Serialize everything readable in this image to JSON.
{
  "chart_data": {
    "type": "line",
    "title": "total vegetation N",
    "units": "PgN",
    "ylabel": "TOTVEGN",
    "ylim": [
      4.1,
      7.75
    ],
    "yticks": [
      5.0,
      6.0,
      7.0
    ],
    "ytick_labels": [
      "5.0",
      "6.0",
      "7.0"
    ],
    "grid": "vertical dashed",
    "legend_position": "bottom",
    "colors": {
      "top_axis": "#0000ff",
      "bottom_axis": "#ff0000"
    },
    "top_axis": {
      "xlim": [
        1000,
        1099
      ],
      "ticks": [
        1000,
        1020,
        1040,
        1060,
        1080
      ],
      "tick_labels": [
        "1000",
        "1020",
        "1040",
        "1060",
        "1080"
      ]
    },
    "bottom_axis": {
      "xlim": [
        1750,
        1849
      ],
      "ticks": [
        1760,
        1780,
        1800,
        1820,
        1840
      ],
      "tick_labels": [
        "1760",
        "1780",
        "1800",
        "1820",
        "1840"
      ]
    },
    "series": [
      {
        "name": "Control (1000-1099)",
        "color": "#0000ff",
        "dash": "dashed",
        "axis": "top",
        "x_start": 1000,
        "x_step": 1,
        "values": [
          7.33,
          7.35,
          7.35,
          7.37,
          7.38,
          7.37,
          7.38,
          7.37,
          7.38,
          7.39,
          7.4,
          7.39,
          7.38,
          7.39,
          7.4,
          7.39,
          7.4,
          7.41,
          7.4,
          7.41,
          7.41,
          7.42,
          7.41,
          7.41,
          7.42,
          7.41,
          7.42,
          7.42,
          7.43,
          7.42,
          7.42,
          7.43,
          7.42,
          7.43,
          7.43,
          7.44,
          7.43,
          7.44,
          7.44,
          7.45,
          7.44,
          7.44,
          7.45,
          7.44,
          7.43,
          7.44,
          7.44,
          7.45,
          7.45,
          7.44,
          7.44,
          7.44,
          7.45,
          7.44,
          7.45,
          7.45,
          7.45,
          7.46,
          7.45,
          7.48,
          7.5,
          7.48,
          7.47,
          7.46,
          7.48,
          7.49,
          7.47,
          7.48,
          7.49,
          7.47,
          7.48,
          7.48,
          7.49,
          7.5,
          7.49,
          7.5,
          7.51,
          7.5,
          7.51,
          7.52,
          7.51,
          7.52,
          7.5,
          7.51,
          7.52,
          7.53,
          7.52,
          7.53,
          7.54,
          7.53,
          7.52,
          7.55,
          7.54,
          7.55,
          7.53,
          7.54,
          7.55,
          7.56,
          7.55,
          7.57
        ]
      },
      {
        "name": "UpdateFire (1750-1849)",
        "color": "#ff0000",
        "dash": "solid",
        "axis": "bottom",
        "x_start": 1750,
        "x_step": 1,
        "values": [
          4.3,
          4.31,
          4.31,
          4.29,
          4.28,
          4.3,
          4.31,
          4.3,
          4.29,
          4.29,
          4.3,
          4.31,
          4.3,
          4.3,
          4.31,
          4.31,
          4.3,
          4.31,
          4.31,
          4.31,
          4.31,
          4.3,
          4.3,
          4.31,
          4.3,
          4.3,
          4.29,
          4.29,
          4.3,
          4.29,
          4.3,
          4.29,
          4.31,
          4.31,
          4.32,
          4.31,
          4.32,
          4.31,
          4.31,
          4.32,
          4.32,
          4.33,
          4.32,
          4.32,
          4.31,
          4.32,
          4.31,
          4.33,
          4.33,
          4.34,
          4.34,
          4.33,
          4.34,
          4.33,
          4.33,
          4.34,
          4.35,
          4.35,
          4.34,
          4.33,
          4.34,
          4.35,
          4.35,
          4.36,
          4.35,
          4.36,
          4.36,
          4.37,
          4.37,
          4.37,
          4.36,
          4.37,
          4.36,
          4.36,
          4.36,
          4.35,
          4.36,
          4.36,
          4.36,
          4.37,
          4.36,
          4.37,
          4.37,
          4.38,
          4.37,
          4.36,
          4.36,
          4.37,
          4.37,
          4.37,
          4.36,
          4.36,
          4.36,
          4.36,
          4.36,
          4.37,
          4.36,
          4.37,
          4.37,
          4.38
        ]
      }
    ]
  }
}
**********
**Aim**
The full set of records should be duplicated exactly.

**Answer**
Serialize everything readable in this image to JSON.
{
  "chart_data": {
    "type": "line",
    "title": "total vegetation N",
    "units": "PgN",
    "ylabel": "TOTVEGN",
    "ylim": [
      4.1,
      7.75
    ],
    "yticks": [
      5.0,
      6.0,
      7.0
    ],
    "ytick_labels": [
      "5.0",
      "6.0",
      "7.0"
    ],
    "grid": "vertical dashed",
    "legend_position": "bottom",
    "colors": {
      "top_axis": "#0000ff",
      "bottom_axis": "#ff0000"
    },
    "top_axis": {
      "xlim": [
        1000,
        1099
      ],
      "ticks": [
        1000,
        1020,
        1040,
        1060,
        1080
      ],
      "tick_labels": [
        "1000",
        "1020",
        "1040",
        "1060",
        "1080"
      ]
    },
    "bottom_axis": {
      "xlim": [
        1750,
        1849
      ],
      "ticks": [
        1760,
        1780,
        1800,
        1820,
        1840
      ],
      "tick_labels": [
        "1760",
        "1780",
        "1800",
        "1820",
        "1840"
      ]
    },
    "series": [
      {
        "name": "Control (1000-1099)",
        "color": "#0000ff",
        "dash": "dashed",
        "axis": "top",
        "x_start": 1000,
        "x_step": 1,
        "values": [
          7.33,
          7.35,
          7.35,
          7.37,
          7.38,
          7.37,
          7.38,
          7.37,
          7.38,
          7.39,
          7.4,
          7.39,
          7.38,
          7.39,
          7.4,
          7.39,
          7.4,
          7.41,
          7.4,
          7.41,
          7.41,
          7.42,
          7.41,
          7.41,
          7.42,
          7.41,
          7.42,
          7.42,
          7.43,
          7.42,
          7.42,
          7.43,
          7.42,
          7.43,
          7.43,
          7.44,
          7.43,
          7.44,
          7.44,
          7.45,
          7.44,
          7.44,
          7.45,
          7.44,
          7.43,
          7.44,
          7.44,
          7.45,
          7.45,
          7.44,
          7.44,
          7.44,
          7.45,
          7.44,
          7.45,
          7.45,
          7.45,
          7.46,
          7.45,
          7.48,
          7.5,
          7.48,
          7.47,
          7.46,
          7.48,
          7.49,
          7.47,
          7.48,
          7.49,
          7.47,
          7.48,
          7.48,
          7.49,
          7.5,
          7.49,
          7.5,
          7.51,
          7.5,
          7.51,
          7.52,
          7.51,
          7.52,
          7.5,
          7.51,
          7.52,
          7.53,
          7.52,
          7.53,
          7.54,
          7.53,
          7.52,
          7.55,
          7.54,
          7.55,
          7.53,
          7.54,
          7.55,
          7.56,
          7.55,
          7.57
        ]
      },
      {
        "name": "UpdateFire (1750-1849)",
        "color": "#ff0000",
        "dash": "solid",
        "axis": "bottom",
        "x_start": 1750,
        "x_step": 1,
        "values": [
          4.3,
          4.31,
          4.31,
          4.29,
          4.28,
          4.3,
          4.31,
          4.3,
          4.29,
          4.29,
          4.3,
          4.31,
          4.3,
          4.3,
          4.31,
          4.31,
          4.3,
          4.31,
          4.31,
          4.31,
          4.31,
          4.3,
          4.3,
          4.31,
          4.3,
          4.3,
          4.29,
          4.29,
          4.3,
          4.29,
          4.3,
          4.29,
          4.31,
          4.31,
          4.32,
          4.31,
          4.32,
          4.31,
          4.31,
          4.32,
          4.32,
          4.33,
          4.32,
          4.32,
          4.31,
          4.32,
          4.31,
          4.33,
          4.33,
          4.34,
          4.34,
          4.33,
          4.34,
          4.33,
          4.33,
          4.34,
          4.35,
          4.35,
          4.34,
          4.33,
          4.34,
          4.35,
          4.35,
          4.36,
          4.35,
          4.36,
          4.36,
          4.37,
          4.37,
          4.37,
          4.36,
          4.37,
          4.36,
          4.36,
          4.36,
          4.35,
          4.36,
          4.36,
          4.36,
          4.37,
          4.36,
          4.37,
          4.37,
          4.38,
          4.37,
          4.36,
          4.36,
          4.37,
          4.37,
          4.37,
          4.36,
          4.36,
          4.36,
          4.36,
          4.36,
          4.37,
          4.36,
          4.37,
          4.37,
          4.38
        ]
      }
    ]
  }
}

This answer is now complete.